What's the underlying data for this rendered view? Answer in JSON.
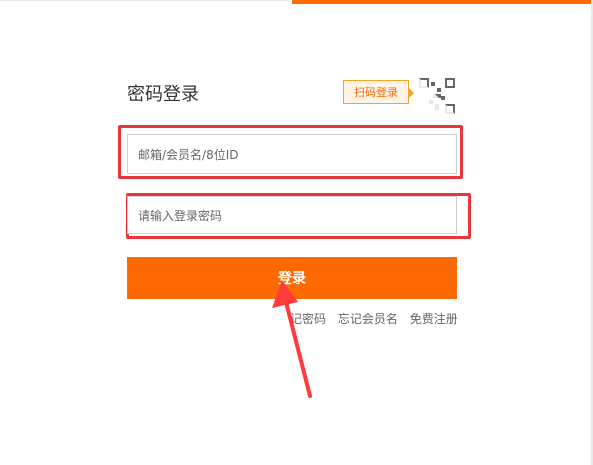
{
  "login": {
    "title": "密码登录",
    "qr_tip": "扫码登录",
    "username_placeholder": "邮箱/会员名/8位ID",
    "password_placeholder": "请输入登录密码",
    "submit_label": "登录",
    "links": {
      "forgot_password": "记密码",
      "forgot_username": "忘记会员名",
      "register": "免费注册"
    }
  },
  "colors": {
    "accent": "#ff6a00",
    "highlight": "#e8363b"
  },
  "icons": [
    "qr-code-icon",
    "annotation-arrow"
  ]
}
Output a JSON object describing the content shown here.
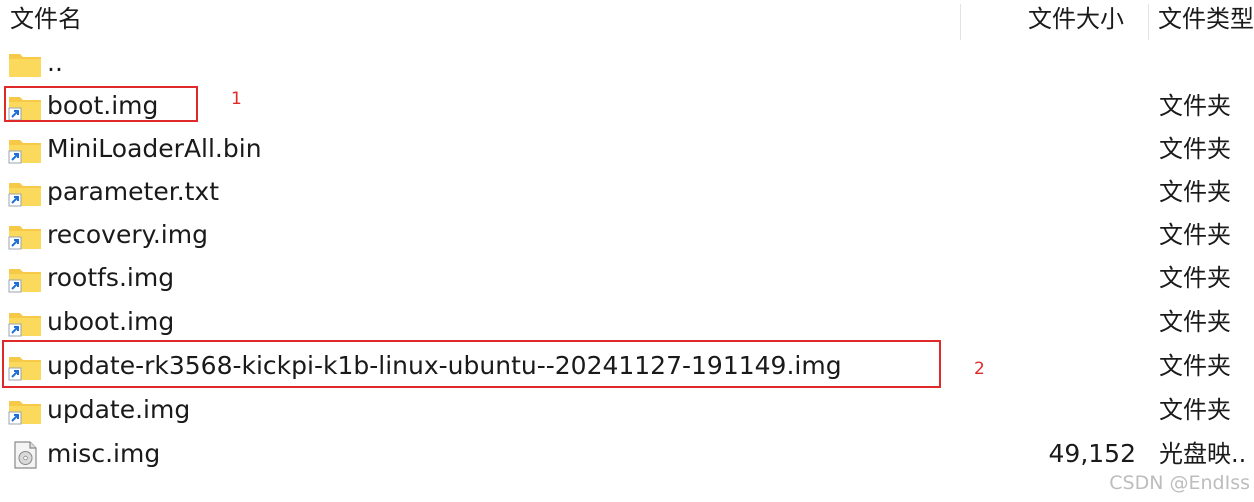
{
  "header": {
    "name": "文件名",
    "size": "文件大小",
    "type": "文件类型"
  },
  "files": [
    {
      "name": "..",
      "size": "",
      "type": "",
      "icon": "folder-icon"
    },
    {
      "name": "boot.img",
      "size": "",
      "type": "文件夹",
      "icon": "folder-shortcut-icon"
    },
    {
      "name": "MiniLoaderAll.bin",
      "size": "",
      "type": "文件夹",
      "icon": "folder-shortcut-icon"
    },
    {
      "name": "parameter.txt",
      "size": "",
      "type": "文件夹",
      "icon": "folder-shortcut-icon"
    },
    {
      "name": "recovery.img",
      "size": "",
      "type": "文件夹",
      "icon": "folder-shortcut-icon"
    },
    {
      "name": "rootfs.img",
      "size": "",
      "type": "文件夹",
      "icon": "folder-shortcut-icon"
    },
    {
      "name": "uboot.img",
      "size": "",
      "type": "文件夹",
      "icon": "folder-shortcut-icon"
    },
    {
      "name": "update-rk3568-kickpi-k1b-linux-ubuntu--20241127-191149.img",
      "size": "",
      "type": "文件夹",
      "icon": "folder-shortcut-icon"
    },
    {
      "name": "update.img",
      "size": "",
      "type": "文件夹",
      "icon": "folder-shortcut-icon"
    },
    {
      "name": "misc.img",
      "size": "49,152",
      "type": "光盘映..",
      "icon": "disc-image-file-icon"
    }
  ],
  "annotations": [
    {
      "label": "1"
    },
    {
      "label": "2"
    }
  ],
  "colors": {
    "annotation": "#e02a2a",
    "folder": "#f7c948",
    "shortcut_arrow": "#1e6fd9"
  },
  "watermark": "CSDN @EndIss"
}
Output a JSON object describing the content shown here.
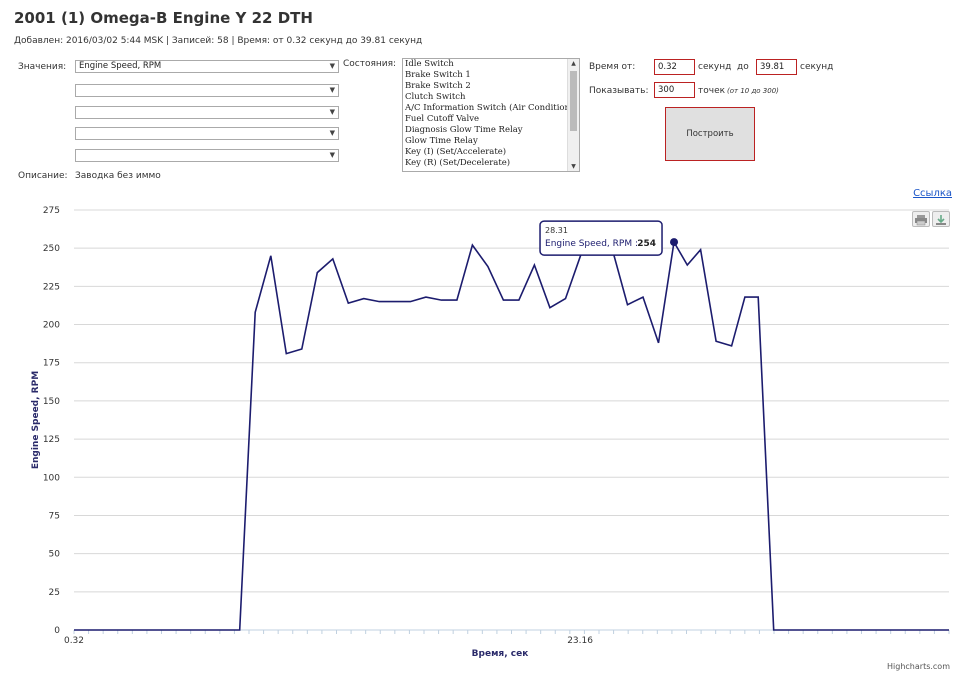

* * * * *

» SHORT TASK
Leave the pictures out, and print every line of the listing exactly as written.

» TASK RESPONSE
What's the underlying data for this rendered view? Answer in JSON.
{
  "login": {
    "title": "密码登录",
    "qr_tip": "扫码登录",
    "username_placeholder": "邮箱/会员名/8位ID",
    "password_placeholder": "请输入登录密码",
    "submit_label": "登录",
    "links": {
      "forgot_password": "记密码",
      "forgot_username": "忘记会员名",
      "register": "免费注册"
    }
  },
  "colors": {
    "accent": "#ff6a00",
    "highlight": "#e8363b"
  },
  "icons": [
    "qr-code-icon",
    "annotation-arrow"
  ]
}
Output a JSON object describing the content shown here.
{
  "header": {
    "name": "文件名",
    "size": "文件大小",
    "type": "文件类型"
  },
  "files": [
    {
      "name": "..",
      "size": "",
      "type": "",
      "icon": "folder-icon"
    },
    {
      "name": "boot.img",
      "size": "",
      "type": "文件夹",
      "icon": "folder-shortcut-icon"
    },
    {
      "name": "MiniLoaderAll.bin",
      "size": "",
      "type": "文件夹",
      "icon": "folder-shortcut-icon"
    },
    {
      "name": "parameter.txt",
      "size": "",
      "type": "文件夹",
      "icon": "folder-shortcut-icon"
    },
    {
      "name": "recovery.img",
      "size": "",
      "type": "文件夹",
      "icon": "folder-shortcut-icon"
    },
    {
      "name": "rootfs.img",
      "size": "",
      "type": "文件夹",
      "icon": "folder-shortcut-icon"
    },
    {
      "name": "uboot.img",
      "size": "",
      "type": "文件夹",
      "icon": "folder-shortcut-icon"
    },
    {
      "name": "update-rk3568-kickpi-k1b-linux-ubuntu--20241127-191149.img",
      "size": "",
      "type": "文件夹",
      "icon": "folder-shortcut-icon"
    },
    {
      "name": "update.img",
      "size": "",
      "type": "文件夹",
      "icon": "folder-shortcut-icon"
    },
    {
      "name": "misc.img",
      "size": "49,152",
      "type": "光盘映..",
      "icon": "disc-image-file-icon"
    }
  ],
  "annotations": [
    {
      "label": "1"
    },
    {
      "label": "2"
    }
  ],
  "colors": {
    "annotation": "#e02a2a",
    "folder": "#f7c948",
    "shortcut_arrow": "#1e6fd9"
  },
  "watermark": "CSDN @EndIss"
}
Output a JSON object describing the content shown here.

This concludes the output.